**Required task**: In the entries, find all lines that hold the word "Chrome" and copy them.

--- start of Dataset entries ---

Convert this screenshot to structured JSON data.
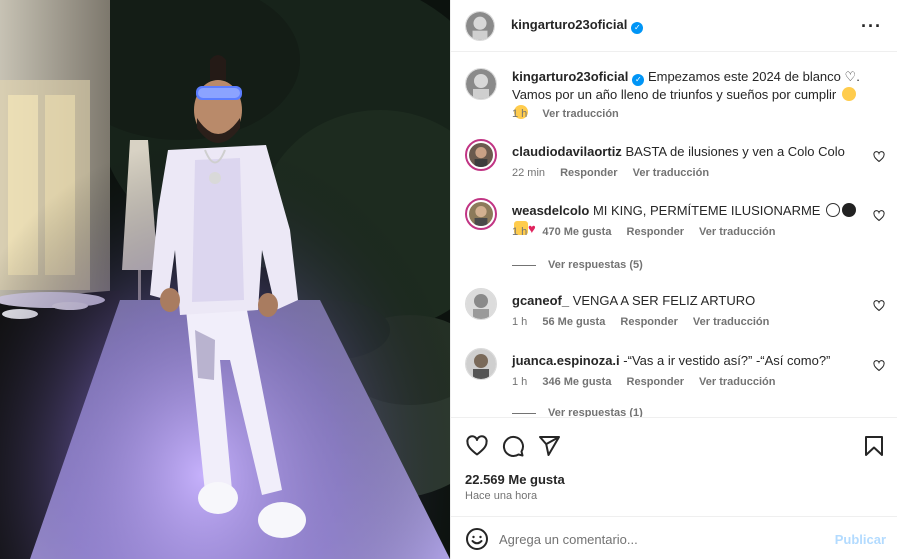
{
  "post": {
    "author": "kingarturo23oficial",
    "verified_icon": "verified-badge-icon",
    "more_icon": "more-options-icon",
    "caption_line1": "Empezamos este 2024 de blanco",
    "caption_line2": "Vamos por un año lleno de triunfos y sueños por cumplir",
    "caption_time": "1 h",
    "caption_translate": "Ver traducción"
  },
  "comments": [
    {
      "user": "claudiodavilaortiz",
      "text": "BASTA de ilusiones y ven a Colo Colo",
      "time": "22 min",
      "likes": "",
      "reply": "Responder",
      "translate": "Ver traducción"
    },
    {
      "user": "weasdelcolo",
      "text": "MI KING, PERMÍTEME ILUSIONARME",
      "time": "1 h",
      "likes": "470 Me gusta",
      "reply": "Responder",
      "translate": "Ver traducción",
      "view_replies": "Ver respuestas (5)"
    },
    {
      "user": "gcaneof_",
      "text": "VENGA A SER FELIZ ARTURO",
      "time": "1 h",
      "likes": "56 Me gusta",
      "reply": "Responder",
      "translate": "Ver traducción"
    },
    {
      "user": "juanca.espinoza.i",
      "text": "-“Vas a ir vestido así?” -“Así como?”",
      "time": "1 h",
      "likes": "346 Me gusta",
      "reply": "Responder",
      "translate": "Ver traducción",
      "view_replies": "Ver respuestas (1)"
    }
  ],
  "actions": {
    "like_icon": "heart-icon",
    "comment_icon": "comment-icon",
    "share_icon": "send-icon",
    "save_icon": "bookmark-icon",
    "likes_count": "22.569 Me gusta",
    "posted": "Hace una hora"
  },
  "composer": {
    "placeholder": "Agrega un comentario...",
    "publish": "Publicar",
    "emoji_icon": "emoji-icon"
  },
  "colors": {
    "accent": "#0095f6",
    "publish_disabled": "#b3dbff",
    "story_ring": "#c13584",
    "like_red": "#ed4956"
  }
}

--- end of Dataset entries ---
--- start of Dataset entries ---

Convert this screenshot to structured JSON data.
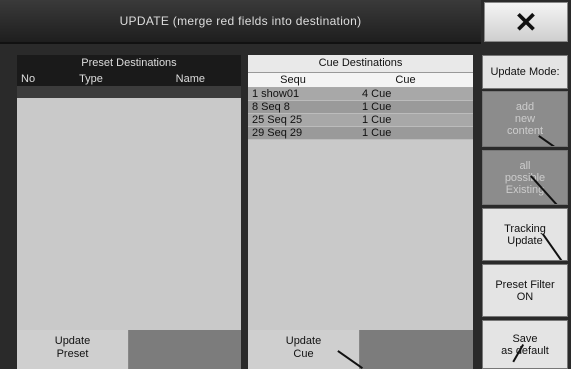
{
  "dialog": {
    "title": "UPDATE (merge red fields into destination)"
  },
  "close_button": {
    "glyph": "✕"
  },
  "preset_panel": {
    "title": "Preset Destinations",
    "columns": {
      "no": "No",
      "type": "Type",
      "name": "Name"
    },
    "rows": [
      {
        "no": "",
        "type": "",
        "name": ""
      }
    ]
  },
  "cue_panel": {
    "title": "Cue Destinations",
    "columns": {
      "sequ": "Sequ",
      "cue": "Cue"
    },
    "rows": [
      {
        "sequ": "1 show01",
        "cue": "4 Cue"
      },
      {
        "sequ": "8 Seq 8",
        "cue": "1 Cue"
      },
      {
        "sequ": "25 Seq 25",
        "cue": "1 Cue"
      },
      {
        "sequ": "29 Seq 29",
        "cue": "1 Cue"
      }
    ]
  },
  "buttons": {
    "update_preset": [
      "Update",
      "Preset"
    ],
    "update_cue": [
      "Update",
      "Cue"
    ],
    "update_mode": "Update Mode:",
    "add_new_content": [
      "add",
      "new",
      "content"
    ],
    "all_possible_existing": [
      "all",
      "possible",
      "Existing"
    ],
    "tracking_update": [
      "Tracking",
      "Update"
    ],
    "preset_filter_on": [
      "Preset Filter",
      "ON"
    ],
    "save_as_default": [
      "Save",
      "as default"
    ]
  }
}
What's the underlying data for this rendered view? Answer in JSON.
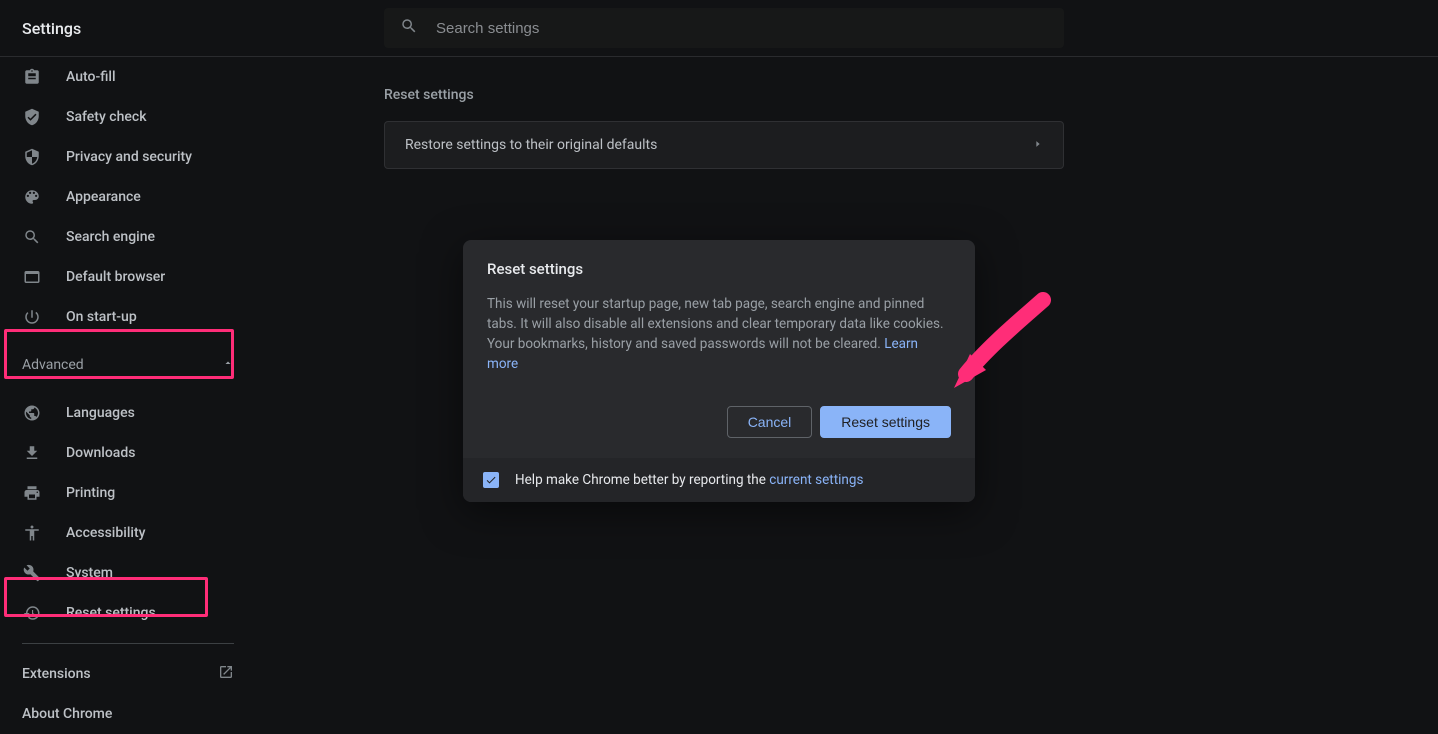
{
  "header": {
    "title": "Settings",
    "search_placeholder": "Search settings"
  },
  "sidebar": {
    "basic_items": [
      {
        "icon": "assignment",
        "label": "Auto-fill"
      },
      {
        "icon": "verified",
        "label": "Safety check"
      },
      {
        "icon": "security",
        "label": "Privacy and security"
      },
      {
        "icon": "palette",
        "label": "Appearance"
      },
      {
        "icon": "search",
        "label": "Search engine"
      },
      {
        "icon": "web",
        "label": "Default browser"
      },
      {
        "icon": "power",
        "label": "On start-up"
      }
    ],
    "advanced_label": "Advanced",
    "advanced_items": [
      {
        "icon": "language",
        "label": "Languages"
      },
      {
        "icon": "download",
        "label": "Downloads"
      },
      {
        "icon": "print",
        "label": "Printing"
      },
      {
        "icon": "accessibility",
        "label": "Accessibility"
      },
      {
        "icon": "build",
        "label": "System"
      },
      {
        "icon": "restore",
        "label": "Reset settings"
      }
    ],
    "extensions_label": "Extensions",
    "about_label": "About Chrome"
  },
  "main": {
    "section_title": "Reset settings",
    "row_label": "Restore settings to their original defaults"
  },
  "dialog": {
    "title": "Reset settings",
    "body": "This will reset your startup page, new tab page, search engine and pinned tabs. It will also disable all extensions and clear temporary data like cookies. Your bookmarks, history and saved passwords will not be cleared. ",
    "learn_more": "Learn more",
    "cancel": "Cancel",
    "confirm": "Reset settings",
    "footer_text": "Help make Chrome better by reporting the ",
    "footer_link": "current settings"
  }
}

--- end of Dataset entries ---

**Task solution**:
    "about_label": "About Chrome"
    "footer_text": "Help make Chrome better by reporting the ",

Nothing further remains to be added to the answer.